=== PROBLEM REQUIREMENTS ===
Transcribe the records exactly. Pictures do not belong in the transcription.

BEGIN ENTRIES SUPPLIED

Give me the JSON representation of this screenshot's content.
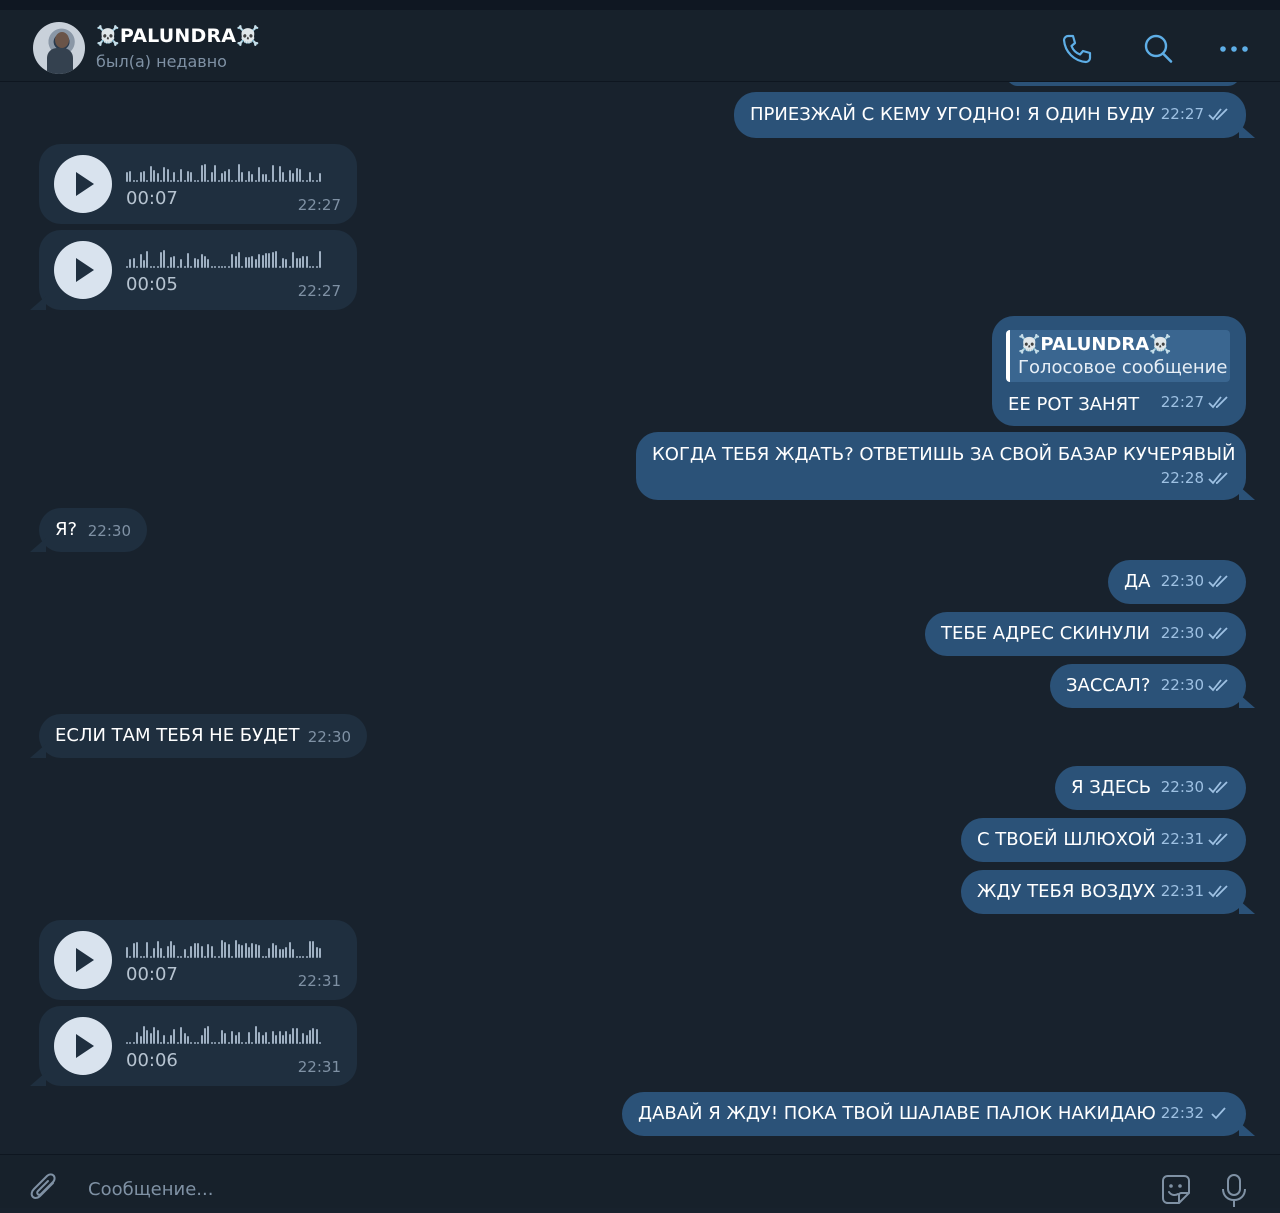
{
  "header": {
    "title": "☠️PALUNDRA☠️",
    "status": "был(а) недавно",
    "icons": [
      "phone-icon",
      "search-icon",
      "more-icon"
    ]
  },
  "colors": {
    "background": "#18222d",
    "outgoing_bubble": "#2b5278",
    "incoming_bubble": "#1f2f3f",
    "accent": "#5eaee6",
    "time_out": "#9ec1e3",
    "time_in": "#7f91a4"
  },
  "messages": [
    {
      "dir": "out",
      "type": "text",
      "text": "ПРИЕЗЖАЙ С КЕМУ УГОДНО! Я ОДИН БУДУ",
      "time": "22:27",
      "status": "read"
    },
    {
      "dir": "in",
      "type": "voice",
      "duration": "00:07",
      "time": "22:27"
    },
    {
      "dir": "in",
      "type": "voice",
      "duration": "00:05",
      "time": "22:27"
    },
    {
      "dir": "out",
      "type": "reply",
      "reply_name": "☠️PALUNDRA☠️",
      "reply_text": "Голосовое сообщение",
      "text": "ЕЕ РОТ ЗАНЯТ",
      "time": "22:27",
      "status": "read"
    },
    {
      "dir": "out",
      "type": "text",
      "text": "КОГДА ТЕБЯ ЖДАТЬ? ОТВЕТИШЬ ЗА СВОЙ БАЗАР КУЧЕРЯВЫЙ",
      "time": "22:28",
      "status": "read"
    },
    {
      "dir": "in",
      "type": "text",
      "text": "Я?",
      "time": "22:30"
    },
    {
      "dir": "out",
      "type": "text",
      "text": "ДА",
      "time": "22:30",
      "status": "read"
    },
    {
      "dir": "out",
      "type": "text",
      "text": "ТЕБЕ АДРЕС СКИНУЛИ",
      "time": "22:30",
      "status": "read"
    },
    {
      "dir": "out",
      "type": "text",
      "text": "ЗАССАЛ?",
      "time": "22:30",
      "status": "read"
    },
    {
      "dir": "in",
      "type": "text",
      "text": "ЕСЛИ ТАМ ТЕБЯ НЕ БУДЕТ",
      "time": "22:30"
    },
    {
      "dir": "out",
      "type": "text",
      "text": "Я ЗДЕСЬ",
      "time": "22:30",
      "status": "read"
    },
    {
      "dir": "out",
      "type": "text",
      "text": "С ТВОЕЙ ШЛЮХОЙ",
      "time": "22:31",
      "status": "read"
    },
    {
      "dir": "out",
      "type": "text",
      "text": "ЖДУ ТЕБЯ ВОЗДУХ",
      "time": "22:31",
      "status": "read"
    },
    {
      "dir": "in",
      "type": "voice",
      "duration": "00:07",
      "time": "22:31"
    },
    {
      "dir": "in",
      "type": "voice",
      "duration": "00:06",
      "time": "22:31"
    },
    {
      "dir": "out",
      "type": "text",
      "text": "ДАВАЙ Я ЖДУ! ПОКА ТВОЙ ШАЛАВЕ ПАЛОК НАКИДАЮ",
      "time": "22:32",
      "status": "sent"
    }
  ],
  "composer": {
    "placeholder": "Сообщение...",
    "icons": [
      "attach-icon",
      "sticker-icon",
      "microphone-icon"
    ]
  }
}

END ENTRIES SUPPLIED

=== EXERCISE RESULT ===
Give me the JSON representation of this screenshot's content.
{
  "header": {
    "title": "☠️PALUNDRA☠️",
    "status": "был(а) недавно",
    "icons": [
      "phone-icon",
      "search-icon",
      "more-icon"
    ]
  },
  "colors": {
    "background": "#18222d",
    "outgoing_bubble": "#2b5278",
    "incoming_bubble": "#1f2f3f",
    "accent": "#5eaee6",
    "time_out": "#9ec1e3",
    "time_in": "#7f91a4"
  },
  "messages": [
    {
      "dir": "out",
      "type": "text",
      "text": "ПРИЕЗЖАЙ С КЕМУ УГОДНО! Я ОДИН БУДУ",
      "time": "22:27",
      "status": "read"
    },
    {
      "dir": "in",
      "type": "voice",
      "duration": "00:07",
      "time": "22:27"
    },
    {
      "dir": "in",
      "type": "voice",
      "duration": "00:05",
      "time": "22:27"
    },
    {
      "dir": "out",
      "type": "reply",
      "reply_name": "☠️PALUNDRA☠️",
      "reply_text": "Голосовое сообщение",
      "text": "ЕЕ РОТ ЗАНЯТ",
      "time": "22:27",
      "status": "read"
    },
    {
      "dir": "out",
      "type": "text",
      "text": "КОГДА ТЕБЯ ЖДАТЬ? ОТВЕТИШЬ ЗА СВОЙ БАЗАР КУЧЕРЯВЫЙ",
      "time": "22:28",
      "status": "read"
    },
    {
      "dir": "in",
      "type": "text",
      "text": "Я?",
      "time": "22:30"
    },
    {
      "dir": "out",
      "type": "text",
      "text": "ДА",
      "time": "22:30",
      "status": "read"
    },
    {
      "dir": "out",
      "type": "text",
      "text": "ТЕБЕ АДРЕС СКИНУЛИ",
      "time": "22:30",
      "status": "read"
    },
    {
      "dir": "out",
      "type": "text",
      "text": "ЗАССАЛ?",
      "time": "22:30",
      "status": "read"
    },
    {
      "dir": "in",
      "type": "text",
      "text": "ЕСЛИ ТАМ ТЕБЯ НЕ БУДЕТ",
      "time": "22:30"
    },
    {
      "dir": "out",
      "type": "text",
      "text": "Я ЗДЕСЬ",
      "time": "22:30",
      "status": "read"
    },
    {
      "dir": "out",
      "type": "text",
      "text": "С ТВОЕЙ ШЛЮХОЙ",
      "time": "22:31",
      "status": "read"
    },
    {
      "dir": "out",
      "type": "text",
      "text": "ЖДУ ТЕБЯ ВОЗДУХ",
      "time": "22:31",
      "status": "read"
    },
    {
      "dir": "in",
      "type": "voice",
      "duration": "00:07",
      "time": "22:31"
    },
    {
      "dir": "in",
      "type": "voice",
      "duration": "00:06",
      "time": "22:31"
    },
    {
      "dir": "out",
      "type": "text",
      "text": "ДАВАЙ Я ЖДУ! ПОКА ТВОЙ ШАЛАВЕ ПАЛОК НАКИДАЮ",
      "time": "22:32",
      "status": "sent"
    }
  ],
  "composer": {
    "placeholder": "Сообщение...",
    "icons": [
      "attach-icon",
      "sticker-icon",
      "microphone-icon"
    ]
  }
}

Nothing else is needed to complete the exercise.